-- BEGIN --

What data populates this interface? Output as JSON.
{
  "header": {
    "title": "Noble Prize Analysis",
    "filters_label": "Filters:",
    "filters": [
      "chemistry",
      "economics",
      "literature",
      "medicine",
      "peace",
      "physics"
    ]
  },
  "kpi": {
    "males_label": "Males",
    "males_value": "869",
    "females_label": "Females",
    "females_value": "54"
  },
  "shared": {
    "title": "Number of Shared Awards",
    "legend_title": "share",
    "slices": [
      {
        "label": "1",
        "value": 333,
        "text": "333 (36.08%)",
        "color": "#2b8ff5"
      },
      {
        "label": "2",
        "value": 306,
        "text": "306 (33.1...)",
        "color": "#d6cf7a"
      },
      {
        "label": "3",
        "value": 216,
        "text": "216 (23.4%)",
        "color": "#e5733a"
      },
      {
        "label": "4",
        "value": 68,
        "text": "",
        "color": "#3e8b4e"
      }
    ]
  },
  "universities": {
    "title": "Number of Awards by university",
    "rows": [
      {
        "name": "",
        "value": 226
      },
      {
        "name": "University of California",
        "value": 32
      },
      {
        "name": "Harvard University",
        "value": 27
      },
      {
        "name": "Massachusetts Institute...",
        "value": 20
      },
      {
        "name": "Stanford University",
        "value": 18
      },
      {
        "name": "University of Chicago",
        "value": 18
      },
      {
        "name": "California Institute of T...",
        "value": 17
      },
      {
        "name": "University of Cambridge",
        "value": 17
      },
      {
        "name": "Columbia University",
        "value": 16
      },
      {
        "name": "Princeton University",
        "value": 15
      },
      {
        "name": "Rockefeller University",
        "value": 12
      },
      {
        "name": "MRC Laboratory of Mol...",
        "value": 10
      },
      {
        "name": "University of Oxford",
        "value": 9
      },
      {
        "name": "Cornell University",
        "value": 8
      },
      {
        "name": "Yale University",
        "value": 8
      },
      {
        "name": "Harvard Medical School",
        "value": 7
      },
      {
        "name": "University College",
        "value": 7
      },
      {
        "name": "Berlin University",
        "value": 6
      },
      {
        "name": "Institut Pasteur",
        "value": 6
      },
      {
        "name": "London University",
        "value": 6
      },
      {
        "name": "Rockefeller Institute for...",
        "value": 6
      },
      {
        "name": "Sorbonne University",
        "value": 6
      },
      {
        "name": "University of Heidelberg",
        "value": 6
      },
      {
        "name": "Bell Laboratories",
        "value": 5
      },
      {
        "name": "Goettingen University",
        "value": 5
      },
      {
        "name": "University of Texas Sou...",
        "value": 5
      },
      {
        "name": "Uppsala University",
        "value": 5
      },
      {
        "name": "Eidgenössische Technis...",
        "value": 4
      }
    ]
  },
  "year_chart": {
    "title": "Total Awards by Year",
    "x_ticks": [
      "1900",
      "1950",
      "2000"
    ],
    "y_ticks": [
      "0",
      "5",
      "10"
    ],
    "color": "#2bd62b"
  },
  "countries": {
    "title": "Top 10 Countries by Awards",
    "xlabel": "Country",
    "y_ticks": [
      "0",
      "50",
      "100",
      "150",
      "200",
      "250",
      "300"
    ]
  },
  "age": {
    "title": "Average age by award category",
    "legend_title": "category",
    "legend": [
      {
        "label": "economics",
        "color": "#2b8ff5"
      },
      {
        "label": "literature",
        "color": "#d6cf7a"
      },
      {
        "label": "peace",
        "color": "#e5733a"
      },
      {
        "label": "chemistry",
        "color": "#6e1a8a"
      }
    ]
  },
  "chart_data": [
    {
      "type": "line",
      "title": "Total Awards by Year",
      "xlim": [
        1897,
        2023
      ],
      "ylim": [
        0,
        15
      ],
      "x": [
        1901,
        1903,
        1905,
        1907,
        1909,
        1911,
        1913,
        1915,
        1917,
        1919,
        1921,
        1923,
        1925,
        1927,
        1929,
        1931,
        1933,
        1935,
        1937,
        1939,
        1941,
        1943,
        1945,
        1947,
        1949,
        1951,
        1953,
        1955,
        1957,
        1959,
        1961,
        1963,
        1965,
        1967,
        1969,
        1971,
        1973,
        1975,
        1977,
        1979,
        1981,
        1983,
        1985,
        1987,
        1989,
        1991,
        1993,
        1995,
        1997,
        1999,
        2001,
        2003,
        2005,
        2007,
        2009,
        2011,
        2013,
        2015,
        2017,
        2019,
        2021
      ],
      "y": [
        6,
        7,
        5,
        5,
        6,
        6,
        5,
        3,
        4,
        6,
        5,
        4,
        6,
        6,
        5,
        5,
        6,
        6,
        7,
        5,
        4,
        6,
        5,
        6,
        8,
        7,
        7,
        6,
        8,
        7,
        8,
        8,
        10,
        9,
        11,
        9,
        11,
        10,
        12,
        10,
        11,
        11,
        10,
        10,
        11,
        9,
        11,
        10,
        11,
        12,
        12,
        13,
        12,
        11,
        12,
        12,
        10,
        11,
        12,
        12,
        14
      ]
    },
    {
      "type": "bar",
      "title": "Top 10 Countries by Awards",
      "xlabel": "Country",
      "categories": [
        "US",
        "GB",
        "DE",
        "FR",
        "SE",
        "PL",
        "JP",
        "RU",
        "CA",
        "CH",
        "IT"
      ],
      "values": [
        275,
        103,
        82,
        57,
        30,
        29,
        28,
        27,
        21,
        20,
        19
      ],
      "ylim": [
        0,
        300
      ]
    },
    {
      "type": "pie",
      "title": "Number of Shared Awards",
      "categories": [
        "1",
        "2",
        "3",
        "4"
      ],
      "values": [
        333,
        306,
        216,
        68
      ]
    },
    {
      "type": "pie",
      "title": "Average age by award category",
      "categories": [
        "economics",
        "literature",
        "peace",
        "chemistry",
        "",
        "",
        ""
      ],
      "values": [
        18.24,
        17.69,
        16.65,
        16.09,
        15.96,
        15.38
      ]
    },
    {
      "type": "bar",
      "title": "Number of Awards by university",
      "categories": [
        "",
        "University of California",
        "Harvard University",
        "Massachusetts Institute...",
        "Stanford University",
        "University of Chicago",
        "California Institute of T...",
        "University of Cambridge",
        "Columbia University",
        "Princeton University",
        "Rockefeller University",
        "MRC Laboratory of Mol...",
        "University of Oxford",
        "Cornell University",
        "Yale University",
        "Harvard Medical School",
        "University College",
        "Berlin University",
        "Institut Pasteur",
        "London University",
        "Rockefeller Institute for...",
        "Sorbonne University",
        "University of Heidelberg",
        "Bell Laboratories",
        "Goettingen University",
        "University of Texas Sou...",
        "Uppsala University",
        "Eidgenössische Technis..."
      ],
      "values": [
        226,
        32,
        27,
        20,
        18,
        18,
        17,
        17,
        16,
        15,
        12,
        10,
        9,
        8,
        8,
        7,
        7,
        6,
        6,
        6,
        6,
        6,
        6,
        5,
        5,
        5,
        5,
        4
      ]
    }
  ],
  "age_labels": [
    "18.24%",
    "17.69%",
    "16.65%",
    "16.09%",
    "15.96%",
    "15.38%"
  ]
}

-- END --

Locate the lines above that hold the word "Eidgenössische". Show every one of them.

        "name": "Eidgenössische Technis...",
        "Eidgenössische Technis..."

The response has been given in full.